>>

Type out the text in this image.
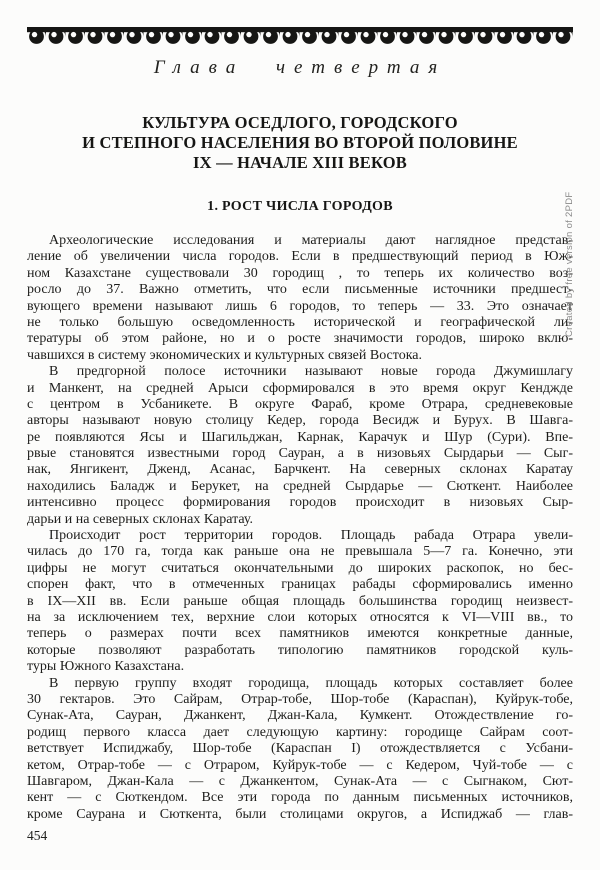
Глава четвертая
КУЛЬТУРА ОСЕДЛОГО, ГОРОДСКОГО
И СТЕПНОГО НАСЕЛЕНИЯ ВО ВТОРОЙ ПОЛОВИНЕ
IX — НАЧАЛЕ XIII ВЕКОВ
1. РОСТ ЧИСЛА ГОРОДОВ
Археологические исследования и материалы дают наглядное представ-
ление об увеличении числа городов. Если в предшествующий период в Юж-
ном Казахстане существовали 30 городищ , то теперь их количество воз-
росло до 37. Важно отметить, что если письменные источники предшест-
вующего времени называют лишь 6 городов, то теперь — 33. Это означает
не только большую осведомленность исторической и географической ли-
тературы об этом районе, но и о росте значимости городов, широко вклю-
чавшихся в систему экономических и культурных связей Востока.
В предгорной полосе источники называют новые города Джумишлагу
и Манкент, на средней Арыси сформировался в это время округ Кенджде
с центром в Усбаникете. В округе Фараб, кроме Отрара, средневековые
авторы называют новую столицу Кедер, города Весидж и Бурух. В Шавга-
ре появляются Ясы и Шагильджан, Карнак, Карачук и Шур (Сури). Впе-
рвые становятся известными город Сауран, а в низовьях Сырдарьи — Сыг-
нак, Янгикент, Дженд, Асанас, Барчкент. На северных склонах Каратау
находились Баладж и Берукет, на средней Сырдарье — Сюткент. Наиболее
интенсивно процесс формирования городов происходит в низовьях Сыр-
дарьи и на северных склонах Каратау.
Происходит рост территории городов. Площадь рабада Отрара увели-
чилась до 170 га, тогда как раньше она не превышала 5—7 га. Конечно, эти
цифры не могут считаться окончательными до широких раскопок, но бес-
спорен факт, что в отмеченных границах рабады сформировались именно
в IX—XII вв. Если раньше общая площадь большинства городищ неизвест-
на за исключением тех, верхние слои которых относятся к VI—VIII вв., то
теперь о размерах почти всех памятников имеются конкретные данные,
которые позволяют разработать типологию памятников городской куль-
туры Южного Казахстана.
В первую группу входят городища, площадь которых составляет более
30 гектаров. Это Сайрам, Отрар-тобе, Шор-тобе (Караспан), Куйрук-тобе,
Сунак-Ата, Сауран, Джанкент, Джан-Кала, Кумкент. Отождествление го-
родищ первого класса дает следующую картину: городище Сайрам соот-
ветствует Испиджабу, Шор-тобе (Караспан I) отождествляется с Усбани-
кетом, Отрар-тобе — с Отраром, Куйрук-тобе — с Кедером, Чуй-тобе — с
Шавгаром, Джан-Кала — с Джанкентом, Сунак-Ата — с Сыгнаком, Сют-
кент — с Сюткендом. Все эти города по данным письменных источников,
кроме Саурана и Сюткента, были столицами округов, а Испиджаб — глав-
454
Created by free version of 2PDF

<<
>>

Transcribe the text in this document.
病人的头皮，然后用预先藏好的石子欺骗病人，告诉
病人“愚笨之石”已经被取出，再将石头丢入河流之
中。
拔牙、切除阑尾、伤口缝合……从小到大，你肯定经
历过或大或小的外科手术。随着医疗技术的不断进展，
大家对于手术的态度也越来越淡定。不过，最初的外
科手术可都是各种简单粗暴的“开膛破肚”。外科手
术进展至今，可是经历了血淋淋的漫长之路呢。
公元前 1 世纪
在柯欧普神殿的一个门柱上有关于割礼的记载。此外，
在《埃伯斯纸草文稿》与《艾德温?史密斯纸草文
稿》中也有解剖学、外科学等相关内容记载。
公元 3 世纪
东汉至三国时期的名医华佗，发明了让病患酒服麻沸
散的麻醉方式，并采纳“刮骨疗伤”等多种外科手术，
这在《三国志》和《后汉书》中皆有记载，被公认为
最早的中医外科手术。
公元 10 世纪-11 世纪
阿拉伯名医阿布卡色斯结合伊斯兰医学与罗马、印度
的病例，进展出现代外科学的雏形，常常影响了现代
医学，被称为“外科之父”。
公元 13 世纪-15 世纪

<<
>>

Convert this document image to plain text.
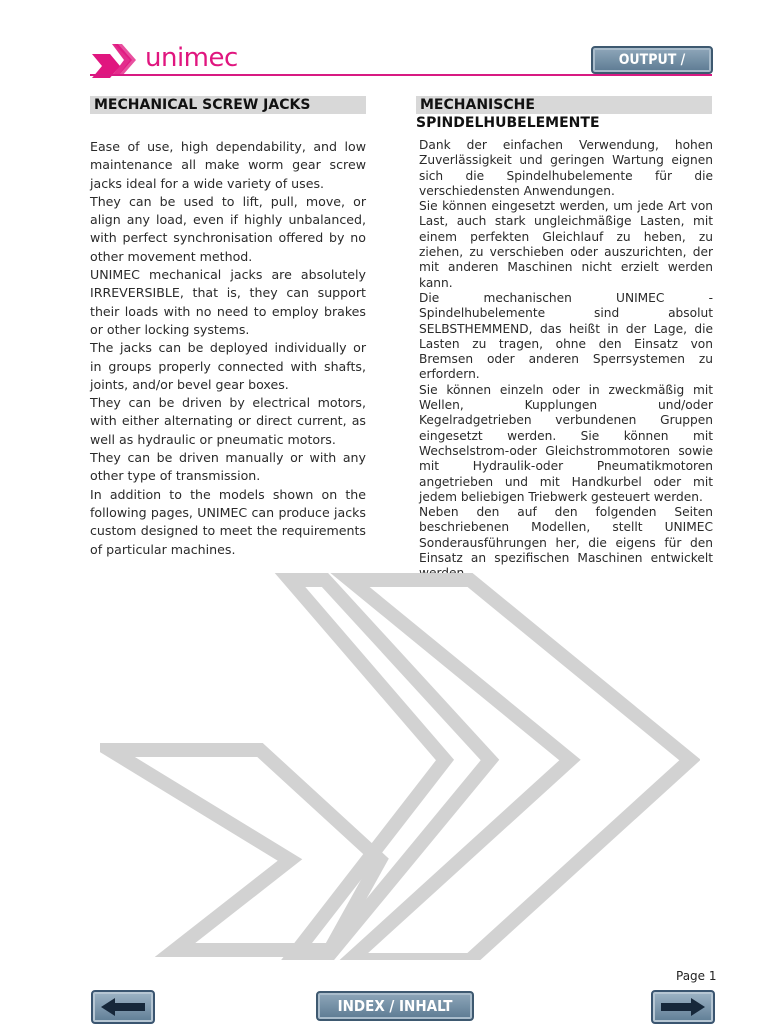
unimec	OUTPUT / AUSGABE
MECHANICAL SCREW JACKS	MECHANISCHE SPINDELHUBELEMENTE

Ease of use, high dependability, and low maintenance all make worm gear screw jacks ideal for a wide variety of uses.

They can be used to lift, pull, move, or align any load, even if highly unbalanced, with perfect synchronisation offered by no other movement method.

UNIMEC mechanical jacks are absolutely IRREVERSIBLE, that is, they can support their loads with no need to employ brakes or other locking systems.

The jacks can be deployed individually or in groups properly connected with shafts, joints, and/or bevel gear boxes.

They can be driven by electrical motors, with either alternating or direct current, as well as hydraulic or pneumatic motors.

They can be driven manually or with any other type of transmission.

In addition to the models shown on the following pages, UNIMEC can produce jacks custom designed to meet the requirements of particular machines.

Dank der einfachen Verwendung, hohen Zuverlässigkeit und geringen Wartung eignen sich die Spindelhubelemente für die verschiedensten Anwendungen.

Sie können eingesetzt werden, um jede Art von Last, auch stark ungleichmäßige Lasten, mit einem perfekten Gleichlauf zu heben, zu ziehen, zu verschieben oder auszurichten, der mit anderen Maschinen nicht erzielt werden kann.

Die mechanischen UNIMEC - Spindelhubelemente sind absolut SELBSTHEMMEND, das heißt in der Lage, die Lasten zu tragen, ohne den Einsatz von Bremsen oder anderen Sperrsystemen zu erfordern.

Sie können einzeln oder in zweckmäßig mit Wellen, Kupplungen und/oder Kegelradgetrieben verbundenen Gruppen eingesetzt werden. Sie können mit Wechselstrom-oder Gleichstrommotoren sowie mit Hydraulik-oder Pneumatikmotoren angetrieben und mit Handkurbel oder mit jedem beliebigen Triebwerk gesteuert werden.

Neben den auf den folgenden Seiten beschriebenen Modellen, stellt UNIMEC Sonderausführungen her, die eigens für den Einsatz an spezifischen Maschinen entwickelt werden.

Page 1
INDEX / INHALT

<<

Exercise instructions: Your answer should be only a number: how many lines of the data above contain the string "Maschinen"?

Exercise solution: 2